%%

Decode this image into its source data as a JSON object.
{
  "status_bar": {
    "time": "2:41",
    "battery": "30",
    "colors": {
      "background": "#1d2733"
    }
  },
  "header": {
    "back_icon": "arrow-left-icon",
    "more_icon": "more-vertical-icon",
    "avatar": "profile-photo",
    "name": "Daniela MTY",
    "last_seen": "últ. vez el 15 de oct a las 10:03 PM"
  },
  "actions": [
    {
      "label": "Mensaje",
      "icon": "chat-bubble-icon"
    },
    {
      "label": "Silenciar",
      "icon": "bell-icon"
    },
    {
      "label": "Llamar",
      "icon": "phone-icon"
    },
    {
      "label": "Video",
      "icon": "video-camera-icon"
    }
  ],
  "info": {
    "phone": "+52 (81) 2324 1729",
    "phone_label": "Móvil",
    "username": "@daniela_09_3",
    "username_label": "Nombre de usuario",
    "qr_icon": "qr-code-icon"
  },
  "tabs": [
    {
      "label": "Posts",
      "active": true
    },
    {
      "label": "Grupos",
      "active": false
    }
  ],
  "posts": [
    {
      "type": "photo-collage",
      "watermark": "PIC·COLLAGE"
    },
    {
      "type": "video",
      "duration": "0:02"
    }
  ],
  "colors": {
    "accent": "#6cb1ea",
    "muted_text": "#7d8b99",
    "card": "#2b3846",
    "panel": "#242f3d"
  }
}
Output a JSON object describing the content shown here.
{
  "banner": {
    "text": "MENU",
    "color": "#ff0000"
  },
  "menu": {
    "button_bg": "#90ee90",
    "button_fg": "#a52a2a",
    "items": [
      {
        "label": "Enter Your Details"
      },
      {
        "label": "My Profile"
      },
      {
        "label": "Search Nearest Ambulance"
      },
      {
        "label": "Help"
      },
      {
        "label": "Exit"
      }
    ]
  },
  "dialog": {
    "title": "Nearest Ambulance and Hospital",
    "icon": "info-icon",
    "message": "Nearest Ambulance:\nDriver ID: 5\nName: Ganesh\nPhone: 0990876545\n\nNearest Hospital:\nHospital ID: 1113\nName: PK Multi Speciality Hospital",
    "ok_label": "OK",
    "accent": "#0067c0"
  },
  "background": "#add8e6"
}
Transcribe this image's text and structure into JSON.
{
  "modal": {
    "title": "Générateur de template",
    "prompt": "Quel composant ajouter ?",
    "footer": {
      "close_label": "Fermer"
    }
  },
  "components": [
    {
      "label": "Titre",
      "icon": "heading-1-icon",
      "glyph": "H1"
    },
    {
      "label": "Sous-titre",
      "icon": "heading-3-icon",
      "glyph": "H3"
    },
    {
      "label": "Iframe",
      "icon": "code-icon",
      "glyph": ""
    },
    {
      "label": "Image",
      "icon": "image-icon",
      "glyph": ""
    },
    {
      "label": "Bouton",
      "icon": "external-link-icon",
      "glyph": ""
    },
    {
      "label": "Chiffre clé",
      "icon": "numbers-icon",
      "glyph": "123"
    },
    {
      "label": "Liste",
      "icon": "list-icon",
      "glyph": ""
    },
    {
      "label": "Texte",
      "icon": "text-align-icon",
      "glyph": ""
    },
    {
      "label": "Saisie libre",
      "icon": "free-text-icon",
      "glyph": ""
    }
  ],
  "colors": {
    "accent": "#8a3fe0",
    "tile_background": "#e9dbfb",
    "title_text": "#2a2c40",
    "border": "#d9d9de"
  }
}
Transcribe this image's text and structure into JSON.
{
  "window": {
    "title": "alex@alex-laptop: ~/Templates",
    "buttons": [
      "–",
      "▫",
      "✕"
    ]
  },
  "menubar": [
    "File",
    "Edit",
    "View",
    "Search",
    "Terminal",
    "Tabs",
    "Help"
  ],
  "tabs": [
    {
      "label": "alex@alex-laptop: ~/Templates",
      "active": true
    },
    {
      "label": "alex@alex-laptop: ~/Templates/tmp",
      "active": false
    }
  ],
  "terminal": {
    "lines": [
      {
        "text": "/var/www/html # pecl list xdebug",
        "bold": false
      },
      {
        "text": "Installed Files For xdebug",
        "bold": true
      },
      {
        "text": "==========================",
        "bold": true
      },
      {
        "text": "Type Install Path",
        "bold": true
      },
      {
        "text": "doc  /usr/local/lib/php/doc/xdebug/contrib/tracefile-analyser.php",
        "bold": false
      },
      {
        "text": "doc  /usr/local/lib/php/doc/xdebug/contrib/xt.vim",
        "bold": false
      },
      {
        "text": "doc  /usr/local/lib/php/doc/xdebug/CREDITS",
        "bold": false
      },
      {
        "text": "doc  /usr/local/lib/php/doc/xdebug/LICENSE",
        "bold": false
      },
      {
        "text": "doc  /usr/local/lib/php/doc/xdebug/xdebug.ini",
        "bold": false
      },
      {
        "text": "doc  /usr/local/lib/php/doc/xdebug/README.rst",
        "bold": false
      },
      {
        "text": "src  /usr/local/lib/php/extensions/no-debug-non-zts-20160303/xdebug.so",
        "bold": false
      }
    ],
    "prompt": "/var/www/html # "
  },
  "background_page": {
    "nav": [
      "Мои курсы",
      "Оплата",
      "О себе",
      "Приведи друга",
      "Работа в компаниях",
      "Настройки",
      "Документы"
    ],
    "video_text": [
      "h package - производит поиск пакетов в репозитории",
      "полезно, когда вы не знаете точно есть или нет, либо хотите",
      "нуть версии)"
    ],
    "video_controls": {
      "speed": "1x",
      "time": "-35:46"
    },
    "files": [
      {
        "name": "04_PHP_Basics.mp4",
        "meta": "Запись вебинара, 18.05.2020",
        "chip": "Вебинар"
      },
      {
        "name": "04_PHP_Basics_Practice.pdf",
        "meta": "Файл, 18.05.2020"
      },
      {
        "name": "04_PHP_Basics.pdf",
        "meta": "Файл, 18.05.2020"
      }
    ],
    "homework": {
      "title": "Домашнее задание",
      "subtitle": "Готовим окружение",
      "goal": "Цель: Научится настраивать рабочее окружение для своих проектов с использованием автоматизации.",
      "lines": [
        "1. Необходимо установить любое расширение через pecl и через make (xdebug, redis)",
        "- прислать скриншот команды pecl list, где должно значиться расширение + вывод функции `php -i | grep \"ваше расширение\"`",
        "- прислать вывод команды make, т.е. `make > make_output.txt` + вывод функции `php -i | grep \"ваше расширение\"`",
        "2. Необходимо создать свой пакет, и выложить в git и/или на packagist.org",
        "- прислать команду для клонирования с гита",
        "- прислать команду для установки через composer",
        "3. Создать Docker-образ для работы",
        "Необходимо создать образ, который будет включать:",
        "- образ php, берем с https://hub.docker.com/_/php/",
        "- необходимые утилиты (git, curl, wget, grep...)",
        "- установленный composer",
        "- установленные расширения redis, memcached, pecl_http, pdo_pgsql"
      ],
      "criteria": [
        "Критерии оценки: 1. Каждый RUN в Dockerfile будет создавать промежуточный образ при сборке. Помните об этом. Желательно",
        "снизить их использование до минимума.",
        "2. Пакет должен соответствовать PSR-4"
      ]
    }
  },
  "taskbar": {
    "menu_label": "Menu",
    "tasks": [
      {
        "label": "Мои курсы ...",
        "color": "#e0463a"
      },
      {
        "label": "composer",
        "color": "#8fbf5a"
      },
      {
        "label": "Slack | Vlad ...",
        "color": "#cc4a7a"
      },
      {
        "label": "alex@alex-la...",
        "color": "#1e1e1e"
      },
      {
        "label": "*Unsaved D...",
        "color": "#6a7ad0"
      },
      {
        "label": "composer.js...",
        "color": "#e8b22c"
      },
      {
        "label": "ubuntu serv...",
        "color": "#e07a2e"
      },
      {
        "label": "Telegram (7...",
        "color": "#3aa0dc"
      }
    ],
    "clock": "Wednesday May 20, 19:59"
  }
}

%%

### WHAT IS BEING ASKED
Out of the material above, gather each line where "команды" appears.

### FULL SOLUTION
        "- прислать скриншот команды pecl list, где должно значиться расширение + вывод функции `php -i | grep \"ваше расширение\"`",
        "- прислать вывод команды make, т.е. `make > make_output.txt` + вывод функции `php -i | grep \"ваше расширение\"`",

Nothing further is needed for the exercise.